Problem statement
Gather the lines from the material that contain "Shift".

Exercise material
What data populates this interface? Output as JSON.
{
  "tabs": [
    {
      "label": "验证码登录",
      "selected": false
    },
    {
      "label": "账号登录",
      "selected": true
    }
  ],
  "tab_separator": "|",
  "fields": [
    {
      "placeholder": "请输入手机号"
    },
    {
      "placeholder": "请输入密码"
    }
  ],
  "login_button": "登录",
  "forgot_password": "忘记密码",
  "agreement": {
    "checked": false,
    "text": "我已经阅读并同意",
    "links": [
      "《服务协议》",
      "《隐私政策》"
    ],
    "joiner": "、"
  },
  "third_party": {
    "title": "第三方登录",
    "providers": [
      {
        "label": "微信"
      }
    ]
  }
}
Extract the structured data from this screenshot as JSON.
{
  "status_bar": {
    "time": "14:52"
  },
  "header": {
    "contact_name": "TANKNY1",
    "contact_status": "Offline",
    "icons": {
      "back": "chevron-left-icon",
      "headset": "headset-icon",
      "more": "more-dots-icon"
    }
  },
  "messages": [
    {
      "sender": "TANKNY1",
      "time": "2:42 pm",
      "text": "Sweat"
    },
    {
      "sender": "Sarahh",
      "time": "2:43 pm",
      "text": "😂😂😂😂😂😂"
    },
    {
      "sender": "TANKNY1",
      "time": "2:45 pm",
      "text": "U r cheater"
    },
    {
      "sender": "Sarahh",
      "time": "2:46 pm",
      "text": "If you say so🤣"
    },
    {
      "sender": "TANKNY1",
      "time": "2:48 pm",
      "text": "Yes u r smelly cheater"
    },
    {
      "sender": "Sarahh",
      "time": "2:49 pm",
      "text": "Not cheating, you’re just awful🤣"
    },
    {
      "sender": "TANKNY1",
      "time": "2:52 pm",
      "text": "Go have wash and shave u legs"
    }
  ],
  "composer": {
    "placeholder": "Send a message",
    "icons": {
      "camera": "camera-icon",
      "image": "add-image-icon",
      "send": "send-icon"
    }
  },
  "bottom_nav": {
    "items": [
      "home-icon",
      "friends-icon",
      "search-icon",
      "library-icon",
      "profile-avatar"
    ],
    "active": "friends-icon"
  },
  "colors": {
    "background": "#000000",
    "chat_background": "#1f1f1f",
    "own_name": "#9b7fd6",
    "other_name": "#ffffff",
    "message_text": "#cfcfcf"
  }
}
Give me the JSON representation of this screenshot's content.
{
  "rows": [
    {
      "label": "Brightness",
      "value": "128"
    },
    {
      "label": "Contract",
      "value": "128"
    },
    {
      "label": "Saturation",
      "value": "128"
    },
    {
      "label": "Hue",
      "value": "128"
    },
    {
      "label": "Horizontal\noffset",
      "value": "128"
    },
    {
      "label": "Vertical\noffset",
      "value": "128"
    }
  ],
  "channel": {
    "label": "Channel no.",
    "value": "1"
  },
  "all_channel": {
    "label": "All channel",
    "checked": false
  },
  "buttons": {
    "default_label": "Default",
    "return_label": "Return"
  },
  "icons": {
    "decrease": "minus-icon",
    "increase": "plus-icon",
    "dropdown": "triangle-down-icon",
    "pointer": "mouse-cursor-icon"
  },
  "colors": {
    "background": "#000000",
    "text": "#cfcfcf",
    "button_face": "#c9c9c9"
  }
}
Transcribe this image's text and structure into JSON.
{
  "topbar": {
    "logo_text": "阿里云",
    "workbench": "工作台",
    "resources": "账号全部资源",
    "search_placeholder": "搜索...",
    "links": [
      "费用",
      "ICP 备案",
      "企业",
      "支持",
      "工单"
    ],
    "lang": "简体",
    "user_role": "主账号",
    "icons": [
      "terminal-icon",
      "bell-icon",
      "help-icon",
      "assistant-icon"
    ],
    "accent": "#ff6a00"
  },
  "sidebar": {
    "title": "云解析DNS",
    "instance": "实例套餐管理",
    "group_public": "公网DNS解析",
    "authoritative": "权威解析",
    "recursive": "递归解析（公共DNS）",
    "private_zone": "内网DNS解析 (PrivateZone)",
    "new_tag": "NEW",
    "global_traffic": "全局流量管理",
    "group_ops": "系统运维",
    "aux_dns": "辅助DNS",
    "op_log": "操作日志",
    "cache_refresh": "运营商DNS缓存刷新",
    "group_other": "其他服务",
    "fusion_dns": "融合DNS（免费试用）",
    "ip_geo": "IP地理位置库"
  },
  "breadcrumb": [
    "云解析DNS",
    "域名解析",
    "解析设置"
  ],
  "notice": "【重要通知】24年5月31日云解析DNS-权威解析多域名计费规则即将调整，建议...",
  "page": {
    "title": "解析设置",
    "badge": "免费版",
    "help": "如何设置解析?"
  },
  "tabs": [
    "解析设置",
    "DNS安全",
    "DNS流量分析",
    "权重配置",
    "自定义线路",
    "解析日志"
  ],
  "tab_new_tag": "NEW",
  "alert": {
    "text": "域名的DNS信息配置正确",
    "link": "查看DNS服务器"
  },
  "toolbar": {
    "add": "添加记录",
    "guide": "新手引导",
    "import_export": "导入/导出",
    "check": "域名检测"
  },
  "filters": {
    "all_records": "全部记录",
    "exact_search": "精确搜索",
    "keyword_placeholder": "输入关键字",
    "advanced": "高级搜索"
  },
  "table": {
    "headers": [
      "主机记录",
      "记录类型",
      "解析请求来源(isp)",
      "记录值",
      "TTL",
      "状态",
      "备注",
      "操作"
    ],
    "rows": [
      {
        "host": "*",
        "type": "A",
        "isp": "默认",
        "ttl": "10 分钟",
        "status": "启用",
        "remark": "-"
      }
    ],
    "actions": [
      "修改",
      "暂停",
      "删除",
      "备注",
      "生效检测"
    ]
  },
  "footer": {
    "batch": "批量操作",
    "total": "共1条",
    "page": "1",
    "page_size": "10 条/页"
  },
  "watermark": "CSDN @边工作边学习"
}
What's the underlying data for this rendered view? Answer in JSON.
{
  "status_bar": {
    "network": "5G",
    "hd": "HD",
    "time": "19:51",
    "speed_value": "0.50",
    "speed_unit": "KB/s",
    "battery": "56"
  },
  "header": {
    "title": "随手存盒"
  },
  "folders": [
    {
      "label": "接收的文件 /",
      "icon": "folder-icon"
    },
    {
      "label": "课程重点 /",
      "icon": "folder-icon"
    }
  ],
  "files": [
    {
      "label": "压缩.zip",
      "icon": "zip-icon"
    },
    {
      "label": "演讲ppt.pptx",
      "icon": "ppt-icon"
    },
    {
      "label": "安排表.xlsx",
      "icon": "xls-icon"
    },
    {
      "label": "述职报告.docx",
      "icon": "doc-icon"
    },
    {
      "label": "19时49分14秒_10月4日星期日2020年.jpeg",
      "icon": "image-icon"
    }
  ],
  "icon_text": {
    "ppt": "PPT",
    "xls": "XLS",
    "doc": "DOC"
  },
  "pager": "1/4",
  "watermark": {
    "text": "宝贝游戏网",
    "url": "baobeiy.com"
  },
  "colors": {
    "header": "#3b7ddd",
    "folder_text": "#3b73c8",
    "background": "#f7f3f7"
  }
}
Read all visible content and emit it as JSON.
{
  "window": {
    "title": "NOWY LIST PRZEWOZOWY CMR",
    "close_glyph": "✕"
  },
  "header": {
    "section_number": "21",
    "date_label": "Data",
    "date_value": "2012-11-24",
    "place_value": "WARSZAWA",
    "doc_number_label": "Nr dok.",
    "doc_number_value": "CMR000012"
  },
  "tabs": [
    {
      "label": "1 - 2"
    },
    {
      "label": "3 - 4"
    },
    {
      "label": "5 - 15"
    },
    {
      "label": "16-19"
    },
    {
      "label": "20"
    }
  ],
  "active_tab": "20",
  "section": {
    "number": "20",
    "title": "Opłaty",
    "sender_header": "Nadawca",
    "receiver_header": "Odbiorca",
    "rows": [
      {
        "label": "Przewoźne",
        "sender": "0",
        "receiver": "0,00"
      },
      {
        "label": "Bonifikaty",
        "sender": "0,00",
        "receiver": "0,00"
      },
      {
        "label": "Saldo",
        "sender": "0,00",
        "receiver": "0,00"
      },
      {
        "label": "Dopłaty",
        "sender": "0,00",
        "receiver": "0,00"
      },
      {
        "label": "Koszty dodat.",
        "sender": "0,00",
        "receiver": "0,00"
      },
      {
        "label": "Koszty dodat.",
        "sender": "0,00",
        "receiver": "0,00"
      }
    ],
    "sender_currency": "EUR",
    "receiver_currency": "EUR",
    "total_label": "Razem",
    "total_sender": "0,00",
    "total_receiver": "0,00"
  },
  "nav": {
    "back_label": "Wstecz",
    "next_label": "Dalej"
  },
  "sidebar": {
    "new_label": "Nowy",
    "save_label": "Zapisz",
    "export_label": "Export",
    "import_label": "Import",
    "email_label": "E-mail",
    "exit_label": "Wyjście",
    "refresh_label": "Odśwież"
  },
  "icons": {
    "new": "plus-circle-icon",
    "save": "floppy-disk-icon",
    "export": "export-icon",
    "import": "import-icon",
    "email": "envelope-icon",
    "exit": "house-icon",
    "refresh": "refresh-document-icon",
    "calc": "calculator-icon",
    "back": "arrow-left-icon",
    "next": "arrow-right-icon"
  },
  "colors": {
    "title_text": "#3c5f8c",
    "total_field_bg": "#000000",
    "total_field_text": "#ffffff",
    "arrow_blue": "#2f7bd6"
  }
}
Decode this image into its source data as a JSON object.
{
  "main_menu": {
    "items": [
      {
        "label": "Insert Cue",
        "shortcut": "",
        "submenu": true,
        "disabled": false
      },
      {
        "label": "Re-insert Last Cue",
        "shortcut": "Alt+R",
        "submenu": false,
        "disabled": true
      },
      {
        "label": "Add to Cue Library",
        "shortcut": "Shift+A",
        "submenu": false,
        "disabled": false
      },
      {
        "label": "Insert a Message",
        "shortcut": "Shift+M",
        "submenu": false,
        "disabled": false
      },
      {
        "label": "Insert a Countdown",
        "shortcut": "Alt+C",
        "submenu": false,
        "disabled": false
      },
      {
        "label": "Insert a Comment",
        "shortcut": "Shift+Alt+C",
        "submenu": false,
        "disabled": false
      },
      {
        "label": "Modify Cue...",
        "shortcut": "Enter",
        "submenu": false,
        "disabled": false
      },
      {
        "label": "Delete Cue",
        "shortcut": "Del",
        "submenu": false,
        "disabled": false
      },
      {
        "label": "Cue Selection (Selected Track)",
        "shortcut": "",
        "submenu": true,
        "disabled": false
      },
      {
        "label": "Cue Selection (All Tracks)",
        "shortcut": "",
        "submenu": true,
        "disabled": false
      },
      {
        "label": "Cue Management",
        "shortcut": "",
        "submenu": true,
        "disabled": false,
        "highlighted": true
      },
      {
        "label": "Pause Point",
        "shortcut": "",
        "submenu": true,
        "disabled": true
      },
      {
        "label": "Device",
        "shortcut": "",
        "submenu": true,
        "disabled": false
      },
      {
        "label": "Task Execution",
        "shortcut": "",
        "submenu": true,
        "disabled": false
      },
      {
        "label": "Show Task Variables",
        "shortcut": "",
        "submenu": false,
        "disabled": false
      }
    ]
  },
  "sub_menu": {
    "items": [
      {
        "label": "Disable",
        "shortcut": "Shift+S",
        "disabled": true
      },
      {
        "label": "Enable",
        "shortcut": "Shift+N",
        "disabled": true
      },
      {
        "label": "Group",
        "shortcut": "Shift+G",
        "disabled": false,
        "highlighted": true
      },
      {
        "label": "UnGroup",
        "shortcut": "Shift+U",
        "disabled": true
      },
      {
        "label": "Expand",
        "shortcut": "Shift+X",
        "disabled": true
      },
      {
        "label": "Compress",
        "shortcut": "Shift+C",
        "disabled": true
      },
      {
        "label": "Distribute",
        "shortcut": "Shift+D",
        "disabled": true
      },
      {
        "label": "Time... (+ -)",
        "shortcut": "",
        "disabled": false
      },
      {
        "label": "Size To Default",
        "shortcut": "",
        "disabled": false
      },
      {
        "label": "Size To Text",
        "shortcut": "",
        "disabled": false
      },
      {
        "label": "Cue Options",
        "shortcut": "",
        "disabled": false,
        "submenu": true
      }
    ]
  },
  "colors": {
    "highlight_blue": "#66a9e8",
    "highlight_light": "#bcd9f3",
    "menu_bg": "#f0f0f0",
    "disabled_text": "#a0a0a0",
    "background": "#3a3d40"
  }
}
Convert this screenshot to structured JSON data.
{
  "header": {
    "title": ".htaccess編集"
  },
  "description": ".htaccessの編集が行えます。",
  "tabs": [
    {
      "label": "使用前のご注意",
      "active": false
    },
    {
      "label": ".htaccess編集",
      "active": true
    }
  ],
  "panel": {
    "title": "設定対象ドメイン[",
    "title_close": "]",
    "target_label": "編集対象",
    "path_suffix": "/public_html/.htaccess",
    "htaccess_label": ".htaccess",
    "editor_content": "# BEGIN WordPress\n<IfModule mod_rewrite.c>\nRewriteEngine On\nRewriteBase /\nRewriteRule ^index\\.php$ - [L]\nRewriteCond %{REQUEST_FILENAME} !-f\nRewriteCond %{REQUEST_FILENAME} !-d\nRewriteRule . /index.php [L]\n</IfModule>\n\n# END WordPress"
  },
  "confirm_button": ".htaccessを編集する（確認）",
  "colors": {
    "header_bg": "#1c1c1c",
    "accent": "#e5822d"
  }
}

Finished task
        "shortcut": "Shift+A",
        "shortcut": "Shift+M",
        "shortcut": "Shift+Alt+C",
        "shortcut": "Shift+S",
        "shortcut": "Shift+N",
        "shortcut": "Shift+G",
        "shortcut": "Shift+U",
        "shortcut": "Shift+X",
        "shortcut": "Shift+C",
        "shortcut": "Shift+D",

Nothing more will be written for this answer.